▶ SUPPLIED TEXT:
..........

And that’s then you are describing it, you are actually drawing those insights out. But, once you have an insight for yourself, especially as a data scientist, doesn’t actually go anywhere unless you can communicate it to an audience. And that’s what Present is about.

So broadly, it’s data, well, you Explore it, data plus objective, well now you are ready to Describe it, data plus objective plus audience, now you are Presenting it. And you kind of always need to do all three if you’re gonna have something useful come out of data. But if you think of it that way, it really helps to structure elements of the analysis, and to highlight that, actually, a lot of people who are just jumping into using AI models for data analysis could really benefit with this sort of framework so that they’re actually, they’re doing it responsibly, the right insights come out, they’re not going to get misled if they’re doing this well.

[00:03:31] Lily: And I just wanna, I guess, clarify or check. So we are saying about, you know, people that are jumping into doing AI models to look at their data.

[00:03:40] David: You are right, that was bad language, let me see if I can improve my language. You know this better than me because you spend more time talking to the robots, as you put it, than I do. But if you have some data and you are doing some analysis, and you are maybe doing that analysis in R, you may well ask it I want to do this, what code would I use? You are having that conversation with the generative AI, which is then writing the scripts that you would want to be able to do your analysis.

[00:04:12] Lily: But for that particular example, I’d say that’s not new because people before that would use Stack Overflow. I guess just what the robots are good at is they can put it into your context. But I suppose what is new is that accessibility that now anyone can ask the robots for some code.

[00:04:30] David: Exactly. And the group that I have so much respect for, used to be called R-Studio, they’re now called Posit, and they’re great, they’ve built some wonderful things. One of the things they built out in R was the tidyverse, and that had really good grammar to it, it originated, I suppose, from the grammar of graphics and GG plot, it’s Hadley Wickham’s PhD, and the essence of where these ideas stemmed.

And they built this wonderful language in the tidyverse that was structured in a way that somebody who was good at coding now had good logical language to be able to do what they wanted and to prepare their data, to tidy the data, to transform it, to model, to visualise, and to communicate it. There were all these packages put together to really help with this framework, which they put together, which was the tidyverse.

[00:05:25] Lily: Yeah.

..........

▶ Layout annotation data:
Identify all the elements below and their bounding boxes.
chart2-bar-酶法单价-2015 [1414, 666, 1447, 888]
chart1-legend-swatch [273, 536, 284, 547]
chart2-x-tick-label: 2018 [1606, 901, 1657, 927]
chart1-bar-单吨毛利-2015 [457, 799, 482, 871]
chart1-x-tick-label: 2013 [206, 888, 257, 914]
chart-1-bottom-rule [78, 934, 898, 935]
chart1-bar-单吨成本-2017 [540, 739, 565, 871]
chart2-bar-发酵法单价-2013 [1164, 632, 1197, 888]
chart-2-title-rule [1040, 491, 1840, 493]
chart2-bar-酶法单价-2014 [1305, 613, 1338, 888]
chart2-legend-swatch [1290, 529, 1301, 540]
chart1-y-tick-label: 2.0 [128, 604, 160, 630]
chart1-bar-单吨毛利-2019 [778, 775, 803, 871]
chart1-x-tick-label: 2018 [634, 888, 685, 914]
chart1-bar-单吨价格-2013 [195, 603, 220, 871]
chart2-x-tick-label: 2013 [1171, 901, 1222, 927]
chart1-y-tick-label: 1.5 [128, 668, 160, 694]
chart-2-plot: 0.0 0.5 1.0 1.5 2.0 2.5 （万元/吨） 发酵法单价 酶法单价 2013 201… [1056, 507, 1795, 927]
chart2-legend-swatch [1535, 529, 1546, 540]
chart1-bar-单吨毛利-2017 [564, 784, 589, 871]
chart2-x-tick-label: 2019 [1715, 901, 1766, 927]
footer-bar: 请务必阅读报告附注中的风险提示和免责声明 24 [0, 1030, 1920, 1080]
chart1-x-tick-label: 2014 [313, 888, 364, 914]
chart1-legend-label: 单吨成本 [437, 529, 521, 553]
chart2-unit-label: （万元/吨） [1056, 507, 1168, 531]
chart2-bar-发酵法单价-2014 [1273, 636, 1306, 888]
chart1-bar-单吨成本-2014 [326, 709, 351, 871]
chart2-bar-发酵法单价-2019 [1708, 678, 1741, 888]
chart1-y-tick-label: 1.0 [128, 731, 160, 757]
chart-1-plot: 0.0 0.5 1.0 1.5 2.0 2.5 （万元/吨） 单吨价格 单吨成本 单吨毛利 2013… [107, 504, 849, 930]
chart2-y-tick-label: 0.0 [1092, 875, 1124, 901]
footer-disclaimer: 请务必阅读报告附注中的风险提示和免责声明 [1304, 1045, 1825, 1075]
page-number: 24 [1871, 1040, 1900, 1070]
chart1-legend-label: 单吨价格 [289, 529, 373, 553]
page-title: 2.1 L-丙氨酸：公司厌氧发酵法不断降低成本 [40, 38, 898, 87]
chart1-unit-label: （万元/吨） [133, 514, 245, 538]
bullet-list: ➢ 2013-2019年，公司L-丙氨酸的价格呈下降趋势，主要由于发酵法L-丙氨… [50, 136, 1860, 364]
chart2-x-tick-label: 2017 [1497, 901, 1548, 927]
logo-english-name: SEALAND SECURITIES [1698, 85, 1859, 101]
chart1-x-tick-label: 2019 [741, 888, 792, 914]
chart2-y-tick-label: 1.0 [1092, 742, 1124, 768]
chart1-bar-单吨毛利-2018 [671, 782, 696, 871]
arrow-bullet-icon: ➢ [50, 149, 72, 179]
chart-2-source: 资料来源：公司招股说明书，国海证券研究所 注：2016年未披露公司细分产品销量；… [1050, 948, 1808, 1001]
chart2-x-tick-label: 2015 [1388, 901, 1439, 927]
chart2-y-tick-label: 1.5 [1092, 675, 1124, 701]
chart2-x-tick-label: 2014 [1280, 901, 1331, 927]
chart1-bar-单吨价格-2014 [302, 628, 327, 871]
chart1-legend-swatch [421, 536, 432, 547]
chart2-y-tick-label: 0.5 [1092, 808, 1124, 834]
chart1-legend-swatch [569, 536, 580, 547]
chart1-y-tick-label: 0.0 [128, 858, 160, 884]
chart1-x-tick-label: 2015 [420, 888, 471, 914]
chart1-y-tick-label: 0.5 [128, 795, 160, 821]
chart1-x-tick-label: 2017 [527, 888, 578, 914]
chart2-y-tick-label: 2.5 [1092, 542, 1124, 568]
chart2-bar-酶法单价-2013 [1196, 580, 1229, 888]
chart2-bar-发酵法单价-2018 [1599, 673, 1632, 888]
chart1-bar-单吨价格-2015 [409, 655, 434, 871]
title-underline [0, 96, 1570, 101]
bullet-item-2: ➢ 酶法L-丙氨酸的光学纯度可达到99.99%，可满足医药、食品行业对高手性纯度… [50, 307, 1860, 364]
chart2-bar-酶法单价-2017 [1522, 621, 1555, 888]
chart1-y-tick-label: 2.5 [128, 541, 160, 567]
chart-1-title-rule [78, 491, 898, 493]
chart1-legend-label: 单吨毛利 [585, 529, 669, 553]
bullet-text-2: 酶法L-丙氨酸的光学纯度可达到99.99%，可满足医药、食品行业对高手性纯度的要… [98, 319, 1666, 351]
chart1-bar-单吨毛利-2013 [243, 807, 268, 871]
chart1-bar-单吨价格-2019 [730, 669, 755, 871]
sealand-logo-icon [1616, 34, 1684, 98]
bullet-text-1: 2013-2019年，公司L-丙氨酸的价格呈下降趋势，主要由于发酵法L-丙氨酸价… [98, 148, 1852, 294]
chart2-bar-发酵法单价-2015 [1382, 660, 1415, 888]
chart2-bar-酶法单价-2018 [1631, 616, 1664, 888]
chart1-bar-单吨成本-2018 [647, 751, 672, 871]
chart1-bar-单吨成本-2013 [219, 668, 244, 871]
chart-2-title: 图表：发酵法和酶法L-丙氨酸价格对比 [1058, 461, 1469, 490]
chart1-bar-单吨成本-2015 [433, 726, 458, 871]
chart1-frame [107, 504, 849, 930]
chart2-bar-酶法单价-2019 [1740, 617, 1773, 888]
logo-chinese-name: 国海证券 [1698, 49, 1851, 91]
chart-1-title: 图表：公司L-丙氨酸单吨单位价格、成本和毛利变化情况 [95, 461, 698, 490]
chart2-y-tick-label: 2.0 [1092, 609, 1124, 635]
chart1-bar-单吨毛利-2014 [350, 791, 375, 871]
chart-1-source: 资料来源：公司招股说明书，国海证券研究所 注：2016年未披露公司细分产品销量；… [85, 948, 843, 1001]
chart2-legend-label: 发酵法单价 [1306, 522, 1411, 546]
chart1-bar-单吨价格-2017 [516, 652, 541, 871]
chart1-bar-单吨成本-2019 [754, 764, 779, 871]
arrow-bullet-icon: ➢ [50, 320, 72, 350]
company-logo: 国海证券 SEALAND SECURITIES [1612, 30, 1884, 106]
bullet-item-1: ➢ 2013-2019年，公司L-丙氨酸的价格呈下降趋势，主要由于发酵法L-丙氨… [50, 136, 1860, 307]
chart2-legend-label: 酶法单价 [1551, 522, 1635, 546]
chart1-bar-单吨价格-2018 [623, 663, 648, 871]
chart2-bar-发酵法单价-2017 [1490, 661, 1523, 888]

..........

▶ WHAT THIS TASK INVOLVES: Could you write out the passage of the transcript from "[00:04:30] David: Exactly." up to and including "[00:05:25] Lily: Yeah."? These records have no connection to the transcript.

▶ TASK OUTPUT:
[00:04:30] David: Exactly. And the group that I have so much respect for, used to be called R-Studio, they’re now called Posit, and they’re great, they’ve built some wonderful things. One of the things they built out in R was the tidyverse, and that had really good grammar to it, it originated, I suppose, from the grammar of graphics and GG plot, it’s Hadley Wickham’s PhD, and the essence of where these ideas stemmed.

And they built this wonderful language in the tidyverse that was structured in a way that somebody who was good at coding now had good logical language to be able to do what they wanted and to prepare their data, to tidy the data, to transform it, to model, to visualise, and to communicate it. There were all these packages put together to really help with this framework, which they put together, which was the tidyverse.

[00:05:25] Lily: Yeah.